Your objective → Replace "Middle Initial" with "Middle Name" in the lines running from the line with "insured-reason-field[interactable] [258, 317, 670, 318]" up to and including the line with "insured-county-label: County [426, 279, 465, 293]", changing nothing else. Return only those lines.

------------------------------------------------

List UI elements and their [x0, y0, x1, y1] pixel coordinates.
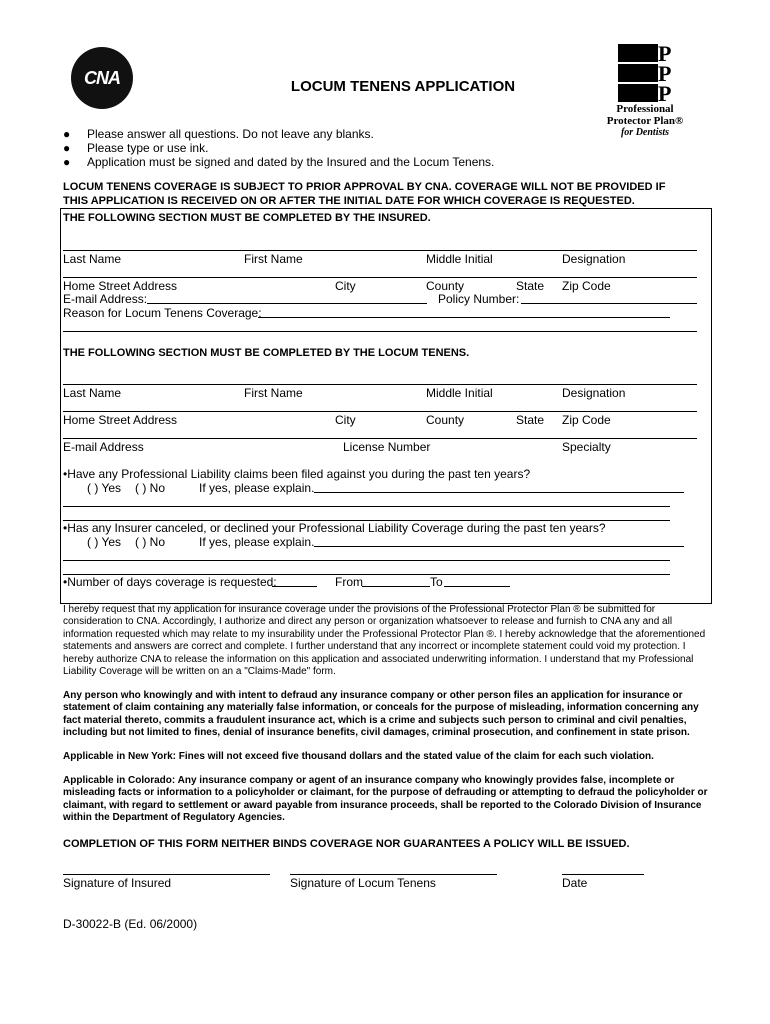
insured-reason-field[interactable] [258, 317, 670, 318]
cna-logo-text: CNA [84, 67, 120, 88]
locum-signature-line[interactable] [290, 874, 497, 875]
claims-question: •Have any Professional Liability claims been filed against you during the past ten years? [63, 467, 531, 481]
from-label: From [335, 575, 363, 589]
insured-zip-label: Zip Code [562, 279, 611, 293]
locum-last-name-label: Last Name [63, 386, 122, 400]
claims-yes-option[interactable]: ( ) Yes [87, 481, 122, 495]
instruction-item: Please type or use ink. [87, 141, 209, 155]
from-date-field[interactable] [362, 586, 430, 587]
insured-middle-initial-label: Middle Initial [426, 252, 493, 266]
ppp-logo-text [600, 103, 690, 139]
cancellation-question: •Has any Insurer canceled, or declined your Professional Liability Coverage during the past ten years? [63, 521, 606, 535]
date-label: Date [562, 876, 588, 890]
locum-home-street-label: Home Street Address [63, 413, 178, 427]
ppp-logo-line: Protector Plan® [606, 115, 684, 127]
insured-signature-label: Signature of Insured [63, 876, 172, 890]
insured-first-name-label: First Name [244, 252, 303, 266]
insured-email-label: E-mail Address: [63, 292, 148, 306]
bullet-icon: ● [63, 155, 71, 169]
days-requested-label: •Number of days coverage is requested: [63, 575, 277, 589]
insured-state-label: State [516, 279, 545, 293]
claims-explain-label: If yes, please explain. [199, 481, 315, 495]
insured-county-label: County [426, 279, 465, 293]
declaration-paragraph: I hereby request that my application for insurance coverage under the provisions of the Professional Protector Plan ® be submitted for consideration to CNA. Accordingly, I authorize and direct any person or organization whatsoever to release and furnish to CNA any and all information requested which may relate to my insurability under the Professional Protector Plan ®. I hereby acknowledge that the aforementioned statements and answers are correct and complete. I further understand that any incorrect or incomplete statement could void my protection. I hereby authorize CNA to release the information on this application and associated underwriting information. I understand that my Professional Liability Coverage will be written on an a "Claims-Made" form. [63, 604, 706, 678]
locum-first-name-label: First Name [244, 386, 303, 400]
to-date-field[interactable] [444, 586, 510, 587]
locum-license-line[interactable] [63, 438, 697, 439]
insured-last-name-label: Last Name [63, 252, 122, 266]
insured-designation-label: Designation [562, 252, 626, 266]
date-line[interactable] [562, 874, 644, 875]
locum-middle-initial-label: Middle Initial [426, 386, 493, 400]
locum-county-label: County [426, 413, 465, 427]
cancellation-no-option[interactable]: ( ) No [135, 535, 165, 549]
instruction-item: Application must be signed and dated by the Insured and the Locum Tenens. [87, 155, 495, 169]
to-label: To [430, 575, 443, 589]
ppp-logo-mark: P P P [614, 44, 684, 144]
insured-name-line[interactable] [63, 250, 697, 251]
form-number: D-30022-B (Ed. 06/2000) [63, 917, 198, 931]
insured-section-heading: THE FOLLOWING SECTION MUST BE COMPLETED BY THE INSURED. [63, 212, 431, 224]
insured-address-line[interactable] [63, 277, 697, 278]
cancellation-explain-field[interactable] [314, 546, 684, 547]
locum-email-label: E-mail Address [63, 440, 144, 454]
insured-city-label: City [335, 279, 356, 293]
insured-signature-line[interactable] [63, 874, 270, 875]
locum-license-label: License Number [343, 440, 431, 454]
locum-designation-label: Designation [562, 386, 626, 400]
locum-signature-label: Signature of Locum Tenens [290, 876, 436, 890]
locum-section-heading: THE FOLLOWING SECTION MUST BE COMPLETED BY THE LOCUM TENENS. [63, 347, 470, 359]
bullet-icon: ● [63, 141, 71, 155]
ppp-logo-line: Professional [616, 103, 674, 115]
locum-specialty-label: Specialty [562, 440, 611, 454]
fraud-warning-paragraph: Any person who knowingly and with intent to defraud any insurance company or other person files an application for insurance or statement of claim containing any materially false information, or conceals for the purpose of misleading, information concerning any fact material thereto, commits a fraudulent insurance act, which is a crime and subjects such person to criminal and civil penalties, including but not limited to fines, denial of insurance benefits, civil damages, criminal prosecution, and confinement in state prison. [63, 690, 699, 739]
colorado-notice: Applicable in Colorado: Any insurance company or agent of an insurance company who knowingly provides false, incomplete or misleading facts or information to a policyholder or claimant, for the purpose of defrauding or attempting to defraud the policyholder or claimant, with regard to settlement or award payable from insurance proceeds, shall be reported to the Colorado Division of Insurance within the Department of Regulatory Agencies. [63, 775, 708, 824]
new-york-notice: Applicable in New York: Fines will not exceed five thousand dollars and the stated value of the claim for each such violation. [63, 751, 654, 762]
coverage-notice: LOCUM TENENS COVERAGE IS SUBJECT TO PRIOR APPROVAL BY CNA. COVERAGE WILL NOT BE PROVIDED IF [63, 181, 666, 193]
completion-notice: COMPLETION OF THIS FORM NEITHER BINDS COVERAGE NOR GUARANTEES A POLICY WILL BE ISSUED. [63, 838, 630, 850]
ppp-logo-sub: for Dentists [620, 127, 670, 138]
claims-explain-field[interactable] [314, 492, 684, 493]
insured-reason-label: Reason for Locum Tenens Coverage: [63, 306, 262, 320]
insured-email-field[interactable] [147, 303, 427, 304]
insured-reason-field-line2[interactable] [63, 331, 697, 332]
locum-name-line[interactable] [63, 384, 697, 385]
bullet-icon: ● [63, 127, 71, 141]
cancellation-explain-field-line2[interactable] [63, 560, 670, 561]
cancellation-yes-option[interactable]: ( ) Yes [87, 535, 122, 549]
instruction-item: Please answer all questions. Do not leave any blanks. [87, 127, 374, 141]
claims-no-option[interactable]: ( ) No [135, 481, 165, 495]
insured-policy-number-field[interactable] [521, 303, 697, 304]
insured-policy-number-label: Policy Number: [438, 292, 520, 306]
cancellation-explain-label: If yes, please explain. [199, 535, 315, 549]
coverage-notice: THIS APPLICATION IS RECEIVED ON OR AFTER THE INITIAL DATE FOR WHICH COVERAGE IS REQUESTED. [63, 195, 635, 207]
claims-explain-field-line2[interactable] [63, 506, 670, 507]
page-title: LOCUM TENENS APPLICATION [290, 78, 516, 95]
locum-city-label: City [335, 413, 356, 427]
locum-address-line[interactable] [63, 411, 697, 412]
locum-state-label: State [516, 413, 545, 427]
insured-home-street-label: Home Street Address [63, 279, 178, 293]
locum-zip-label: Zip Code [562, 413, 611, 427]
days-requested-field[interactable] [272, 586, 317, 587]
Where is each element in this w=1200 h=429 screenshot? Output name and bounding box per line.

------------------------------------------------

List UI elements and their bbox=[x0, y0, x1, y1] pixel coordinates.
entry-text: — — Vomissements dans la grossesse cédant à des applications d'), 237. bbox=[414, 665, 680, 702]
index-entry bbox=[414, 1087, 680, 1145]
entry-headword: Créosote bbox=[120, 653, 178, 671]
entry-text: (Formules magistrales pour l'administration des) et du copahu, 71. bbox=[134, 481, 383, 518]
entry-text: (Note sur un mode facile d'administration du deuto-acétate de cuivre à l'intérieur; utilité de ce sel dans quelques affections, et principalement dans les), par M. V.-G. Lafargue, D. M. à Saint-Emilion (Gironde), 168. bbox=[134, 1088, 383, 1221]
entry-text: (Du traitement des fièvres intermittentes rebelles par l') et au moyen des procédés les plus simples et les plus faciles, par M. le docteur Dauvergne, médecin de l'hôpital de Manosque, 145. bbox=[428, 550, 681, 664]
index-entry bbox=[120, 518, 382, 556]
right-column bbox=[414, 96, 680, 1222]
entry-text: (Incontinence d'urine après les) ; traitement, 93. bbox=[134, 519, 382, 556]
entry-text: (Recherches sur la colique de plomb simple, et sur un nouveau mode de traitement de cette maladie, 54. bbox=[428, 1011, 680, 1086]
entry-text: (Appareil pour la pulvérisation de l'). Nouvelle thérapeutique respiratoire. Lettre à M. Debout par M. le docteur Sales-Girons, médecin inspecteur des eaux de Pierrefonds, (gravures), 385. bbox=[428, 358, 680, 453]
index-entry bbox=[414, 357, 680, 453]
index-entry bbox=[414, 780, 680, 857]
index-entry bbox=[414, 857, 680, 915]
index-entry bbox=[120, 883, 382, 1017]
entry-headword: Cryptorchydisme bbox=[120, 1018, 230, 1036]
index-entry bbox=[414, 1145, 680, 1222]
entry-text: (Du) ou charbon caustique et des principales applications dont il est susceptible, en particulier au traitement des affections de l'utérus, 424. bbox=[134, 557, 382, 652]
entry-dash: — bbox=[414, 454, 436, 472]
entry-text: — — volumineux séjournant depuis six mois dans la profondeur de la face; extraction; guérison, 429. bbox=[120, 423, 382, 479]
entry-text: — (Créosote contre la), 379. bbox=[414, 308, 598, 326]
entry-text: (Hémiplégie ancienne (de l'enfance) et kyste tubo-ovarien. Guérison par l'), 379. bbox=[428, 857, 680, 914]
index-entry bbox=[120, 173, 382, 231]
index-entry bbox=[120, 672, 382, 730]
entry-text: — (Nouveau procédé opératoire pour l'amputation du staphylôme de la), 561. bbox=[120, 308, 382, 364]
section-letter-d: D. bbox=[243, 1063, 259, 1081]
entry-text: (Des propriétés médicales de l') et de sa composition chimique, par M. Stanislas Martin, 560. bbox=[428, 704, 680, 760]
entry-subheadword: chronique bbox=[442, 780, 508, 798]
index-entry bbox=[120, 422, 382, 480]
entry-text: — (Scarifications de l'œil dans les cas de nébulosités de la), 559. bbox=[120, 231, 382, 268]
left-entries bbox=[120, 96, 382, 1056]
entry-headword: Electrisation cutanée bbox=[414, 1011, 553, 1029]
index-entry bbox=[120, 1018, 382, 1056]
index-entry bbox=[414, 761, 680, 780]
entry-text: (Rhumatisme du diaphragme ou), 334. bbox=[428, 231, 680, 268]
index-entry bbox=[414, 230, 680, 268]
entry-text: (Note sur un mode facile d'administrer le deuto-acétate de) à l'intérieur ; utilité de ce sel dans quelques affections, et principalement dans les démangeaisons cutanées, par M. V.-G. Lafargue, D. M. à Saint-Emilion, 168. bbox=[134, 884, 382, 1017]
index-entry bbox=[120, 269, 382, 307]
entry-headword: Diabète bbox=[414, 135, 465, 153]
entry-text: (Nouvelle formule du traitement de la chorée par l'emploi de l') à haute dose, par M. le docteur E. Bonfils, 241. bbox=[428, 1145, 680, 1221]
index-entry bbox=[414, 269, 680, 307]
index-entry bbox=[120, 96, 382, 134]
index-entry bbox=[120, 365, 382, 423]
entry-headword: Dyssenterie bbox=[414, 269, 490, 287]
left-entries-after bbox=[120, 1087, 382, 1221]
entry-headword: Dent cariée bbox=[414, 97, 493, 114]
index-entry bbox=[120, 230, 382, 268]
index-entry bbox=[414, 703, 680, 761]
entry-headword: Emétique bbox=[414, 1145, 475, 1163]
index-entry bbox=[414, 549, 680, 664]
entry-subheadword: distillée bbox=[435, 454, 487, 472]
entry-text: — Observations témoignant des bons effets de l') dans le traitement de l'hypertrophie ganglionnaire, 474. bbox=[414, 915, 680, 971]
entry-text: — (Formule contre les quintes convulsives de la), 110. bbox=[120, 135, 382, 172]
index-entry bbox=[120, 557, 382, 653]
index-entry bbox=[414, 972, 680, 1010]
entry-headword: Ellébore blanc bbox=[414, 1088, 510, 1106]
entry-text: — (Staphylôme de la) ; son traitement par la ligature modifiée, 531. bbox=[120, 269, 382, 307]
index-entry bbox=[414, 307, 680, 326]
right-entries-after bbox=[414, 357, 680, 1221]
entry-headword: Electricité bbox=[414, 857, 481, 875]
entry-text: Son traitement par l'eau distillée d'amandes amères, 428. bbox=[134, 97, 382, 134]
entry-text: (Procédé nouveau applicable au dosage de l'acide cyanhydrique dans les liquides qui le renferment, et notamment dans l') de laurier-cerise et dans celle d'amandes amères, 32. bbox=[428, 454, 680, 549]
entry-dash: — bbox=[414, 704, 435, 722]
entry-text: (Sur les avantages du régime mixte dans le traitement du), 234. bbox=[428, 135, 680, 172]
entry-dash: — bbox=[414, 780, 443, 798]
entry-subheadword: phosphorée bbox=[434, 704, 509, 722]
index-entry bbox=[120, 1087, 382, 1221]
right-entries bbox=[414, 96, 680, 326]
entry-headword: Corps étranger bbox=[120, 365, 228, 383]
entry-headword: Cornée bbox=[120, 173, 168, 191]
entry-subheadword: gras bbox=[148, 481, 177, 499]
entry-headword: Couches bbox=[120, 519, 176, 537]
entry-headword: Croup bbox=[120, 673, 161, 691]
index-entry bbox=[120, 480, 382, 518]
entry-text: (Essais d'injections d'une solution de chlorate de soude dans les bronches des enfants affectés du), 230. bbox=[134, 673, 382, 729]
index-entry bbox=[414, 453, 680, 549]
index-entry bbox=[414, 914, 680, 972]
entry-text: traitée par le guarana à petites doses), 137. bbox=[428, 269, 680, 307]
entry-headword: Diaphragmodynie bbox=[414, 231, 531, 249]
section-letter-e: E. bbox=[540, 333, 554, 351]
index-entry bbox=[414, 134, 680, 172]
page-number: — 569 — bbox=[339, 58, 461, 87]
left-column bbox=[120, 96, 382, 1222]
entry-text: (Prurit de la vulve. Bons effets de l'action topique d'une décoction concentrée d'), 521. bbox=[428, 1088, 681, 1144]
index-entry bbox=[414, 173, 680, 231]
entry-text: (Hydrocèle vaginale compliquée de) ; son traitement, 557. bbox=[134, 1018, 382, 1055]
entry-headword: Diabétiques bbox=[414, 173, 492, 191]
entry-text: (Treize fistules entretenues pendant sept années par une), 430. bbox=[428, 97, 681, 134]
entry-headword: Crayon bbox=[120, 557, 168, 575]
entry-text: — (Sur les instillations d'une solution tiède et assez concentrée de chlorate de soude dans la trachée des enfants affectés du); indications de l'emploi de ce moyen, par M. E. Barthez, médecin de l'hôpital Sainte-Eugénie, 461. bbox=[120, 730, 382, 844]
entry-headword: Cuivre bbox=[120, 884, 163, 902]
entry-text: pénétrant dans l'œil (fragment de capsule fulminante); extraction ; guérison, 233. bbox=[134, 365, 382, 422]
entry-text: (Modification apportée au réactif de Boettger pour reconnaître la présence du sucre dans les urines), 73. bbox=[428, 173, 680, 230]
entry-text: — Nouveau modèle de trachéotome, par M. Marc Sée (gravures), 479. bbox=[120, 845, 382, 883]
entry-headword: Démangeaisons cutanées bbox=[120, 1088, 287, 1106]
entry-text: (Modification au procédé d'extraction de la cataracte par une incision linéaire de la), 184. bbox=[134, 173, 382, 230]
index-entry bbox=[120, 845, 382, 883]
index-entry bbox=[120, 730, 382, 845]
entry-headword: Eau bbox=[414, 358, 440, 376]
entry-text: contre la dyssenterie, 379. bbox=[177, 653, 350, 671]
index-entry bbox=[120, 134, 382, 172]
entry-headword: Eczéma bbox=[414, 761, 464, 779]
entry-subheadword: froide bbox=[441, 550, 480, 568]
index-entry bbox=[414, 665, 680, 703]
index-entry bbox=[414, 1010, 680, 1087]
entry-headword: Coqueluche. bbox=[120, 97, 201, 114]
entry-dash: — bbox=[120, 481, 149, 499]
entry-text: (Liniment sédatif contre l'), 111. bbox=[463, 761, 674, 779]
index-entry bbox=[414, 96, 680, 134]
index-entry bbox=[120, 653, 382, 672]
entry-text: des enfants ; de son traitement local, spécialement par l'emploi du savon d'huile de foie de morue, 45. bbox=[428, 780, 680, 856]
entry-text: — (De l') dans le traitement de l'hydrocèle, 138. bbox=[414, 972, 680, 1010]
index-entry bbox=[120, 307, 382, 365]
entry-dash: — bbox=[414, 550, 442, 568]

------------------------------------------------

Correct result →
insured-reason-field[interactable] [258, 317, 670, 318]
cna-logo-text: CNA [84, 67, 120, 88]
locum-signature-line[interactable] [290, 874, 497, 875]
claims-question: •Have any Professional Liability claims been filed against you during the past ten years? [63, 467, 531, 481]
from-label: From [335, 575, 363, 589]
insured-zip-label: Zip Code [562, 279, 611, 293]
locum-last-name-label: Last Name [63, 386, 122, 400]
claims-yes-option[interactable]: ( ) Yes [87, 481, 122, 495]
instruction-item: Please type or use ink. [87, 141, 209, 155]
from-date-field[interactable] [362, 586, 430, 587]
insured-middle-initial-label: Middle Name [426, 252, 493, 266]
ppp-logo-text [600, 103, 690, 139]
cancellation-question: •Has any Insurer canceled, or declined your Professional Liability Coverage during the past ten years? [63, 521, 606, 535]
date-label: Date [562, 876, 588, 890]
locum-home-street-label: Home Street Address [63, 413, 178, 427]
ppp-logo-line: Protector Plan® [606, 115, 684, 127]
insured-signature-label: Signature of Insured [63, 876, 172, 890]
insured-first-name-label: First Name [244, 252, 303, 266]
insured-email-label: E-mail Address: [63, 292, 148, 306]
bullet-icon: ● [63, 155, 71, 169]
days-requested-label: •Number of days coverage is requested: [63, 575, 277, 589]
insured-state-label: State [516, 279, 545, 293]
claims-explain-label: If yes, please explain. [199, 481, 315, 495]
insured-county-label: County [426, 279, 465, 293]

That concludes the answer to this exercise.